**WHAT NEEDS TO BE DONE**:
Copy every line of the records below word for word, leaving out the pictures.
--- --- ---
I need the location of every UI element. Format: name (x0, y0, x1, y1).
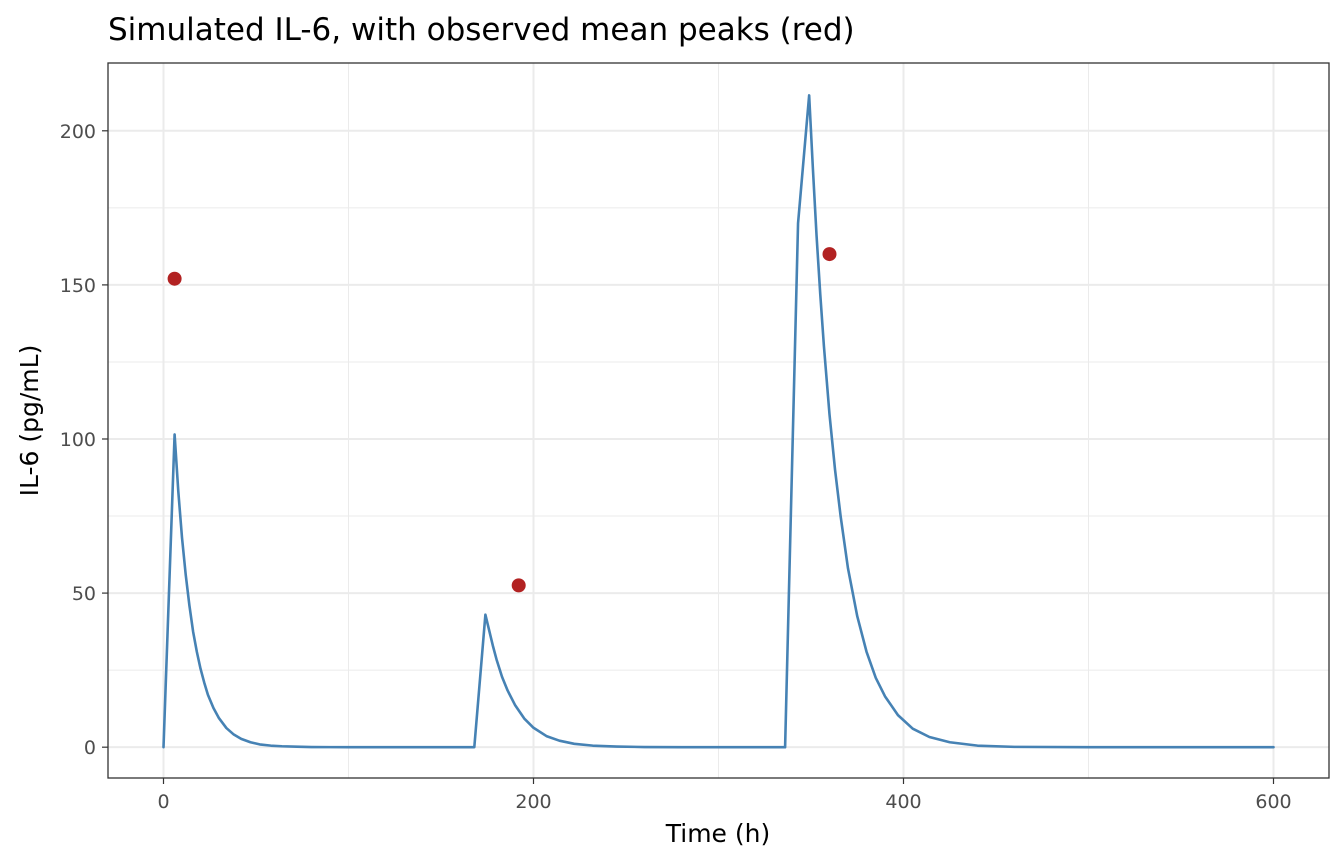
observed-peak-point (511, 578, 526, 593)
x-tick-label: 0 (157, 791, 169, 813)
x-tick-label: 400 (885, 791, 921, 813)
y-tick-label: 50 (72, 583, 96, 605)
y-tick-label: 0 (84, 737, 96, 759)
x-axis-title: Time (h) (665, 819, 770, 848)
x-axis: 0 200 400 600 (157, 778, 1292, 813)
panel-border (107, 62, 1330, 779)
y-axis-title: IL-6 (pg/mL) (15, 345, 44, 497)
y-tick-label: 100 (60, 429, 96, 451)
series-layer (162, 94, 1275, 749)
y-tick-label: 150 (60, 275, 96, 297)
chart-title: Simulated IL-6, with observed mean peaks… (108, 12, 855, 48)
observed-peak-point (167, 271, 182, 286)
x-tick-label: 600 (1255, 791, 1291, 813)
simulated-il6-line (162, 94, 1275, 749)
y-axis: 0 50 100 150 200 (60, 121, 108, 759)
y-tick-label: 200 (60, 121, 96, 143)
observed-peak-point (822, 247, 837, 262)
minor-gridlines (108, 63, 1329, 778)
points-layer (167, 247, 837, 593)
x-tick-label: 200 (515, 791, 551, 813)
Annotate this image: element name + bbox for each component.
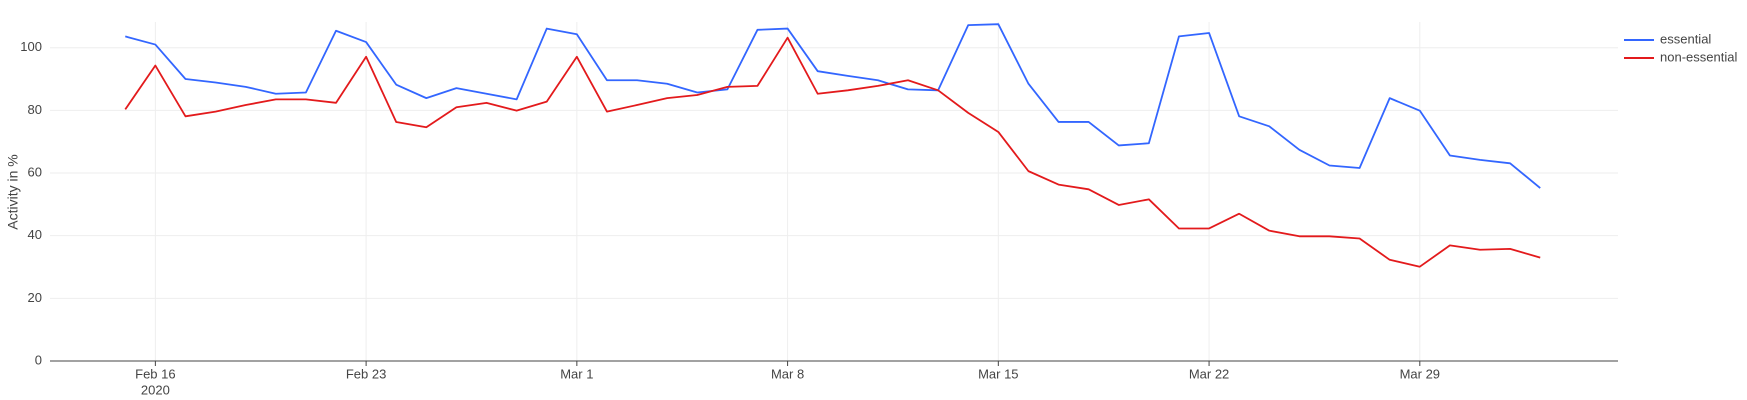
series-line <box>125 23 1541 189</box>
legend-label: essential <box>1660 31 1711 46</box>
y-tick-label: 40 <box>28 227 42 242</box>
y-axis-title: Activity in % <box>5 154 21 229</box>
series-line <box>124 36 1541 268</box>
x-tick-label: Feb 23 <box>346 366 386 381</box>
x-tick-label: Mar 22 <box>1189 366 1229 381</box>
y-tick-label: 80 <box>28 102 42 117</box>
y-tick-label: 0 <box>35 352 42 367</box>
legend-label: non-essential <box>1660 49 1737 64</box>
x-tick-label: Mar 8 <box>771 366 804 381</box>
x-tick-label: Feb 16 <box>135 366 175 381</box>
y-tick-label: 20 <box>28 290 42 305</box>
x-tick-label: Mar 29 <box>1400 366 1440 381</box>
y-tick-label: 60 <box>28 164 42 179</box>
x-tick-label: Mar 1 <box>560 366 593 381</box>
x-tick-label: Mar 15 <box>978 366 1018 381</box>
y-tick-label: 100 <box>20 39 42 54</box>
x-tick-sublabel: 2020 <box>141 382 170 397</box>
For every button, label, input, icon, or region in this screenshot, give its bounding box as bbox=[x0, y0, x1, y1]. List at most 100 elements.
--- --- ---
**RESULT BELOW**:
I need the location of every UI element. Format: name (x0, y0, x1, y1).
observed-peak-point (511, 578, 526, 593)
x-tick-label: 0 (157, 791, 169, 813)
x-tick-label: 400 (885, 791, 921, 813)
y-tick-label: 50 (72, 583, 96, 605)
y-tick-label: 0 (84, 737, 96, 759)
x-axis-title: Time (h) (665, 819, 770, 848)
x-axis: 0 200 400 600 (157, 778, 1292, 813)
panel-border (107, 62, 1330, 779)
y-axis-title: IL-6 (pg/mL) (15, 345, 44, 497)
y-tick-label: 100 (60, 429, 96, 451)
series-layer (162, 94, 1275, 749)
y-tick-label: 150 (60, 275, 96, 297)
chart-title: Simulated IL-6, with observed mean peaks… (108, 12, 855, 48)
observed-peak-point (167, 271, 182, 286)
x-tick-label: 600 (1255, 791, 1291, 813)
simulated-il6-line (162, 94, 1275, 749)
y-axis: 0 50 100 150 200 (60, 121, 108, 759)
y-tick-label: 200 (60, 121, 96, 143)
observed-peak-point (822, 247, 837, 262)
minor-gridlines (108, 63, 1329, 778)
points-layer (167, 247, 837, 593)
x-tick-label: 200 (515, 791, 551, 813)
Annotate this image: element name + bbox for each component.
series-line <box>125 23 1541 189</box>
legend-label: essential <box>1660 31 1711 46</box>
y-tick-label: 40 <box>28 227 42 242</box>
y-axis-title: Activity in % <box>5 154 21 229</box>
series-line <box>124 36 1541 268</box>
x-tick-label: Feb 23 <box>346 366 386 381</box>
x-tick-label: Mar 22 <box>1189 366 1229 381</box>
y-tick-label: 80 <box>28 102 42 117</box>
y-tick-label: 0 <box>35 352 42 367</box>
legend-label: non-essential <box>1660 49 1737 64</box>
x-tick-label: Mar 8 <box>771 366 804 381</box>
x-tick-label: Feb 16 <box>135 366 175 381</box>
y-tick-label: 20 <box>28 290 42 305</box>
x-tick-label: Mar 29 <box>1400 366 1440 381</box>
y-tick-label: 60 <box>28 164 42 179</box>
x-tick-label: Mar 1 <box>560 366 593 381</box>
x-tick-label: Mar 15 <box>978 366 1018 381</box>
y-tick-label: 100 <box>20 39 42 54</box>
x-tick-sublabel: 2020 <box>141 382 170 397</box>
For every button, label, input, icon, or region in this screenshot, give its bounding box as bbox=[x0, y0, x1, y1]. List at most 100 elements.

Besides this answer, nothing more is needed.